WRITTEN TASK: Would you transcribe the listing that follows, character for character, and omit its images?

PROVIDED MATERIAL:
========
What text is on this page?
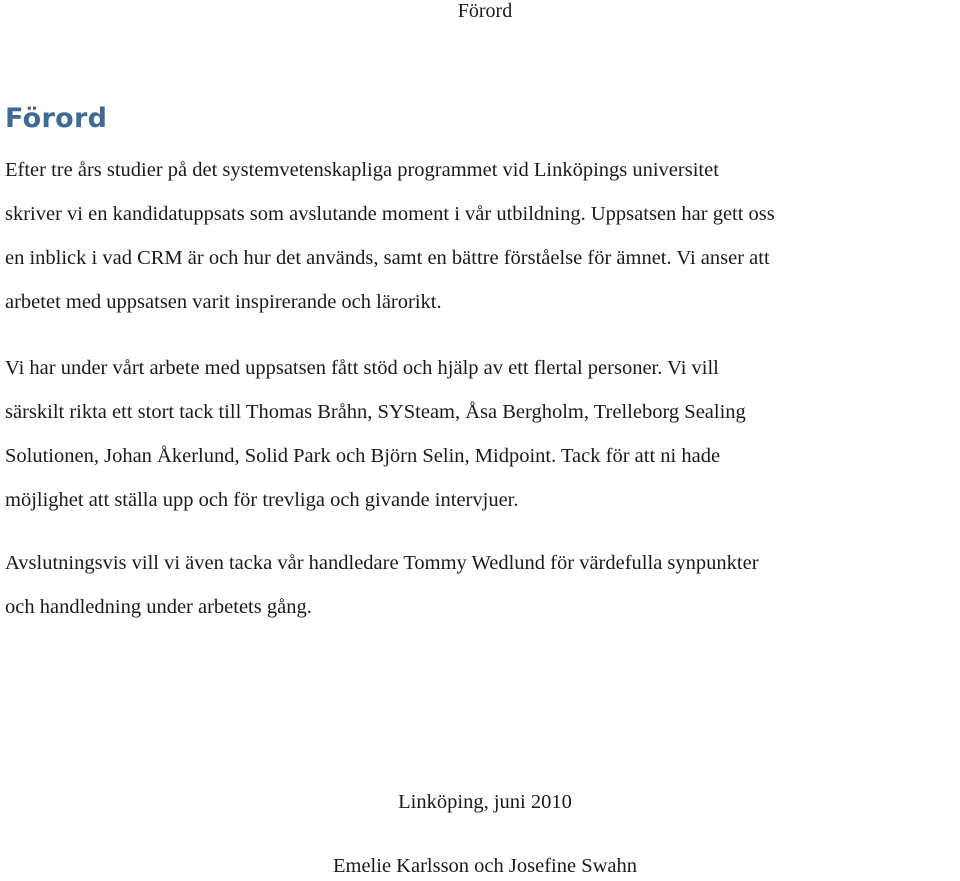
Förord
Förord

Efter tre års studier på det systemvetenskapliga programmet vid Linköpings universitet
skriver vi en kandidatuppsats som avslutande moment i vår utbildning. Uppsatsen har gett oss
en inblick i vad CRM är och hur det används, samt en bättre förståelse för ämnet. Vi anser att
arbetet med uppsatsen varit inspirerande och lärorikt.

Vi har under vårt arbete med uppsatsen fått stöd och hjälp av ett flertal personer. Vi vill
särskilt rikta ett stort tack till Thomas Bråhn, SYSteam, Åsa Bergholm, Trelleborg Sealing
Solutionen, Johan Åkerlund, Solid Park och Björn Selin, Midpoint. Tack för att ni hade
möjlighet att ställa upp och för trevliga och givande intervjuer.

Avslutningsvis vill vi även tacka vår handledare Tommy Wedlund för värdefulla synpunkter
och handledning under arbetets gång.

Linköping, juni 2010

Emelie Karlsson och Josefine Swahn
========
EXERCISE RESULT:
What text is on this page?
Förord
Förord

Efter tre års studier på det systemvetenskapliga programmet vid Linköpings universitet
skriver vi en kandidatuppsats som avslutande moment i vår utbildning. Uppsatsen har gett oss
en inblick i vad CRM är och hur det används, samt en bättre förståelse för ämnet. Vi anser att
arbetet med uppsatsen varit inspirerande och lärorikt.

Vi har under vårt arbete med uppsatsen fått stöd och hjälp av ett flertal personer. Vi vill
särskilt rikta ett stort tack till Thomas Bråhn, SYSteam, Åsa Bergholm, Trelleborg Sealing
Solutionen, Johan Åkerlund, Solid Park och Björn Selin, Midpoint. Tack för att ni hade
möjlighet att ställa upp och för trevliga och givande intervjuer.

Avslutningsvis vill vi även tacka vår handledare Tommy Wedlund för värdefulla synpunkter
och handledning under arbetets gång.

Linköping, juni 2010

Emelie Karlsson och Josefine Swahn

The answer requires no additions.